#### [TO BE DONE]
Review the material and extract every line in which the word "this" occurs.

★ ★ ★ ★

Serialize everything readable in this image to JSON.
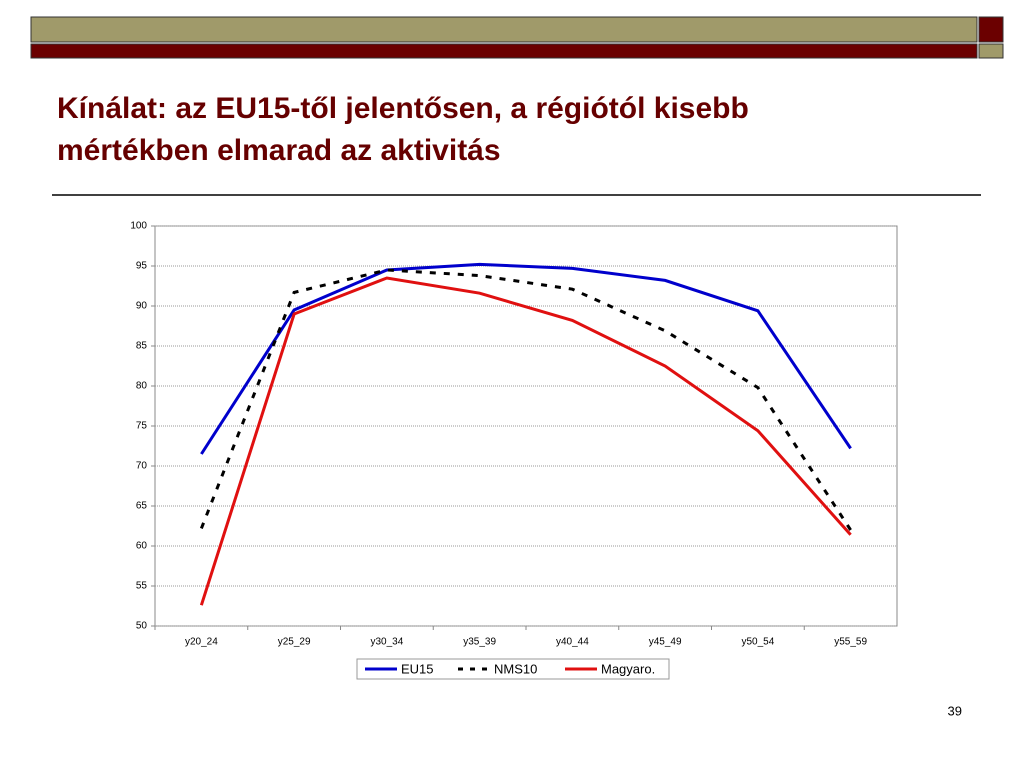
{
  "slide": {
    "title": [
      "Kínálat: az EU15-től jelentősen, a régiótól kisebb",
      "mértékben elmarad az aktivitás"
    ],
    "page_number": 39
  },
  "chart_data": {
    "type": "line",
    "categories": [
      "y20_24",
      "y25_29",
      "y30_34",
      "y35_39",
      "y40_44",
      "y45_49",
      "y50_54",
      "y55_59"
    ],
    "series": [
      {
        "name": "EU15",
        "color": "#0000cc",
        "line_style": "solid",
        "values": [
          71.5,
          89.5,
          94.5,
          95.2,
          94.7,
          93.2,
          89.4,
          72.2
        ]
      },
      {
        "name": "NMS10",
        "color": "#000000",
        "line_style": "dashed",
        "values": [
          62.2,
          91.7,
          94.5,
          93.8,
          92.1,
          86.9,
          79.8,
          62.0
        ]
      },
      {
        "name": "Magyaro.",
        "color": "#e01010",
        "line_style": "solid",
        "values": [
          52.6,
          89.0,
          93.5,
          91.6,
          88.2,
          82.5,
          74.4,
          61.4
        ]
      }
    ],
    "ylim": [
      50,
      100
    ],
    "yticks": [
      50,
      55,
      60,
      65,
      70,
      75,
      80,
      85,
      90,
      95,
      100
    ],
    "grid": true,
    "legend": "bottom"
  }
}
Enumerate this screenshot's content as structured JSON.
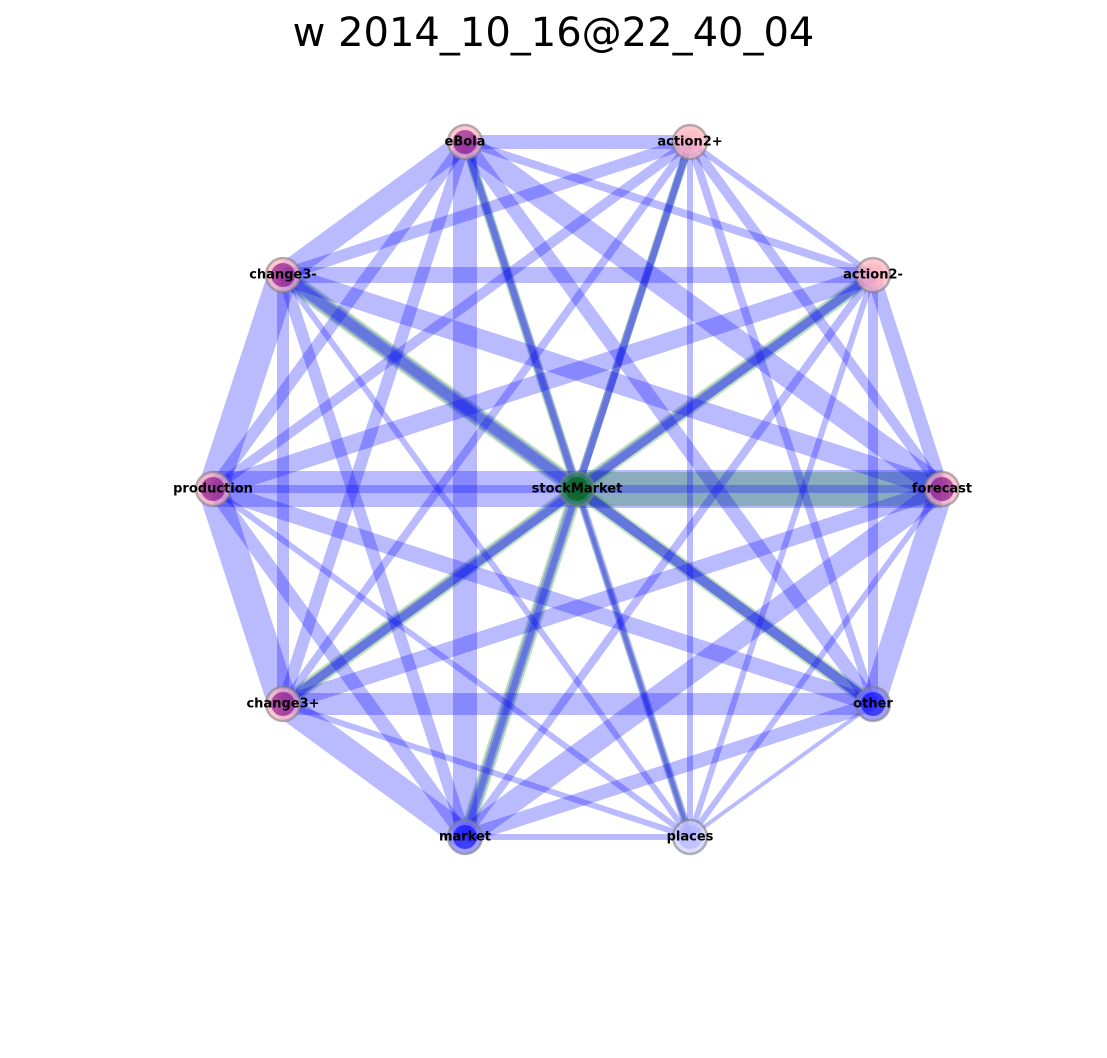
{
  "title": "w 2014_10_16@22_40_04",
  "colors": {
    "edge_blue": "#0000ff",
    "edge_green": "#008000",
    "node_pink": "#ffb6c1",
    "node_purple": "#800080",
    "node_blue": "#0000ff",
    "node_green": "#008000",
    "node_outline": "#808080"
  },
  "nodes": [
    {
      "id": "stockMarket",
      "label": "stockMarket",
      "fill": "#006400",
      "halo": "#2e8b57"
    },
    {
      "id": "eBola",
      "label": "eBola",
      "fill": "#800080",
      "halo": "#ffb6c1"
    },
    {
      "id": "action2+",
      "label": "action2+",
      "fill": "#ffb6c1",
      "halo": "#ffb6c1"
    },
    {
      "id": "action2-",
      "label": "action2-",
      "fill": "#ffb6c1",
      "halo": "#ffb6c1"
    },
    {
      "id": "forecast",
      "label": "forecast",
      "fill": "#800080",
      "halo": "#ffb6c1"
    },
    {
      "id": "other",
      "label": "other",
      "fill": "#0000ff",
      "halo": "#8080ff"
    },
    {
      "id": "places",
      "label": "places",
      "fill": "#b0b0ff",
      "halo": "#d0d0ff"
    },
    {
      "id": "market",
      "label": "market",
      "fill": "#0000ff",
      "halo": "#8080ff"
    },
    {
      "id": "change3+",
      "label": "change3+",
      "fill": "#800080",
      "halo": "#ffb6c1"
    },
    {
      "id": "production",
      "label": "production",
      "fill": "#800080",
      "halo": "#ffb6c1"
    },
    {
      "id": "change3-",
      "label": "change3-",
      "fill": "#800080",
      "halo": "#ffb6c1"
    }
  ],
  "edges": [
    {
      "source": "stockMarket",
      "target": "forecast",
      "weight": 38,
      "color": "blue"
    },
    {
      "source": "stockMarket",
      "target": "forecast",
      "weight": 34,
      "color": "green"
    },
    {
      "source": "stockMarket",
      "target": "change3-",
      "weight": 18,
      "color": "green"
    },
    {
      "source": "stockMarket",
      "target": "action2-",
      "weight": 14,
      "color": "green"
    },
    {
      "source": "stockMarket",
      "target": "other",
      "weight": 14,
      "color": "green"
    },
    {
      "source": "stockMarket",
      "target": "change3+",
      "weight": 14,
      "color": "green"
    },
    {
      "source": "stockMarket",
      "target": "market",
      "weight": 14,
      "color": "green"
    },
    {
      "source": "stockMarket",
      "target": "eBola",
      "weight": 10,
      "color": "green"
    },
    {
      "source": "stockMarket",
      "target": "action2+",
      "weight": 8,
      "color": "green"
    },
    {
      "source": "stockMarket",
      "target": "places",
      "weight": 6,
      "color": "green"
    },
    {
      "source": "stockMarket",
      "target": "production",
      "weight": 36,
      "color": "blue"
    },
    {
      "source": "stockMarket",
      "target": "change3-",
      "weight": 14,
      "color": "blue"
    },
    {
      "source": "stockMarket",
      "target": "action2-",
      "weight": 10,
      "color": "blue"
    },
    {
      "source": "stockMarket",
      "target": "other",
      "weight": 10,
      "color": "blue"
    },
    {
      "source": "stockMarket",
      "target": "change3+",
      "weight": 10,
      "color": "blue"
    },
    {
      "source": "stockMarket",
      "target": "market",
      "weight": 10,
      "color": "blue"
    },
    {
      "source": "stockMarket",
      "target": "eBola",
      "weight": 6,
      "color": "blue"
    },
    {
      "source": "stockMarket",
      "target": "action2+",
      "weight": 8,
      "color": "blue"
    },
    {
      "source": "stockMarket",
      "target": "places",
      "weight": 4,
      "color": "blue"
    },
    {
      "source": "eBola",
      "target": "action2+",
      "weight": 14,
      "color": "blue"
    },
    {
      "source": "eBola",
      "target": "change3-",
      "weight": 22,
      "color": "blue"
    },
    {
      "source": "eBola",
      "target": "market",
      "weight": 24,
      "color": "blue"
    },
    {
      "source": "eBola",
      "target": "forecast",
      "weight": 22,
      "color": "blue"
    },
    {
      "source": "eBola",
      "target": "other",
      "weight": 14,
      "color": "blue"
    },
    {
      "source": "eBola",
      "target": "change3+",
      "weight": 12,
      "color": "blue"
    },
    {
      "source": "eBola",
      "target": "production",
      "weight": 12,
      "color": "blue"
    },
    {
      "source": "eBola",
      "target": "action2-",
      "weight": 8,
      "color": "blue"
    },
    {
      "source": "eBola",
      "target": "places",
      "weight": 8,
      "color": "blue"
    },
    {
      "source": "action2+",
      "target": "change3-",
      "weight": 12,
      "color": "blue"
    },
    {
      "source": "action2+",
      "target": "action2-",
      "weight": 6,
      "color": "blue"
    },
    {
      "source": "action2+",
      "target": "production",
      "weight": 10,
      "color": "blue"
    },
    {
      "source": "action2+",
      "target": "forecast",
      "weight": 10,
      "color": "blue"
    },
    {
      "source": "action2+",
      "target": "other",
      "weight": 8,
      "color": "blue"
    },
    {
      "source": "action2+",
      "target": "change3+",
      "weight": 8,
      "color": "blue"
    },
    {
      "source": "action2+",
      "target": "places",
      "weight": 6,
      "color": "blue"
    },
    {
      "source": "action2+",
      "target": "market",
      "weight": 6,
      "color": "blue"
    },
    {
      "source": "change3-",
      "target": "action2-",
      "weight": 16,
      "color": "blue"
    },
    {
      "source": "change3-",
      "target": "production",
      "weight": 30,
      "color": "blue"
    },
    {
      "source": "change3-",
      "target": "forecast",
      "weight": 20,
      "color": "blue"
    },
    {
      "source": "change3-",
      "target": "change3+",
      "weight": 12,
      "color": "blue"
    },
    {
      "source": "change3-",
      "target": "market",
      "weight": 12,
      "color": "blue"
    },
    {
      "source": "change3-",
      "target": "other",
      "weight": 10,
      "color": "blue"
    },
    {
      "source": "change3-",
      "target": "places",
      "weight": 6,
      "color": "blue"
    },
    {
      "source": "action2-",
      "target": "production",
      "weight": 18,
      "color": "blue"
    },
    {
      "source": "action2-",
      "target": "forecast",
      "weight": 14,
      "color": "blue"
    },
    {
      "source": "action2-",
      "target": "other",
      "weight": 10,
      "color": "blue"
    },
    {
      "source": "action2-",
      "target": "change3+",
      "weight": 8,
      "color": "blue"
    },
    {
      "source": "action2-",
      "target": "market",
      "weight": 8,
      "color": "blue"
    },
    {
      "source": "action2-",
      "target": "places",
      "weight": 6,
      "color": "blue"
    },
    {
      "source": "production",
      "target": "change3+",
      "weight": 30,
      "color": "blue"
    },
    {
      "source": "production",
      "target": "other",
      "weight": 16,
      "color": "blue"
    },
    {
      "source": "production",
      "target": "market",
      "weight": 14,
      "color": "blue"
    },
    {
      "source": "production",
      "target": "places",
      "weight": 6,
      "color": "blue"
    },
    {
      "source": "production",
      "target": "forecast",
      "weight": 8,
      "color": "blue"
    },
    {
      "source": "forecast",
      "target": "other",
      "weight": 24,
      "color": "blue"
    },
    {
      "source": "forecast",
      "target": "change3+",
      "weight": 16,
      "color": "blue"
    },
    {
      "source": "forecast",
      "target": "market",
      "weight": 22,
      "color": "blue"
    },
    {
      "source": "forecast",
      "target": "places",
      "weight": 6,
      "color": "blue"
    },
    {
      "source": "other",
      "target": "change3+",
      "weight": 22,
      "color": "blue"
    },
    {
      "source": "other",
      "target": "market",
      "weight": 14,
      "color": "blue"
    },
    {
      "source": "other",
      "target": "places",
      "weight": 4,
      "color": "blue"
    },
    {
      "source": "change3+",
      "target": "market",
      "weight": 26,
      "color": "blue"
    },
    {
      "source": "change3+",
      "target": "places",
      "weight": 6,
      "color": "blue"
    },
    {
      "source": "market",
      "target": "places",
      "weight": 6,
      "color": "blue"
    }
  ]
}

★ ★ ★ ★

#### [TASK ANSWER]
Serialize everything readable in this image to JSON.
Enumerate this screenshot's content as structured JSON.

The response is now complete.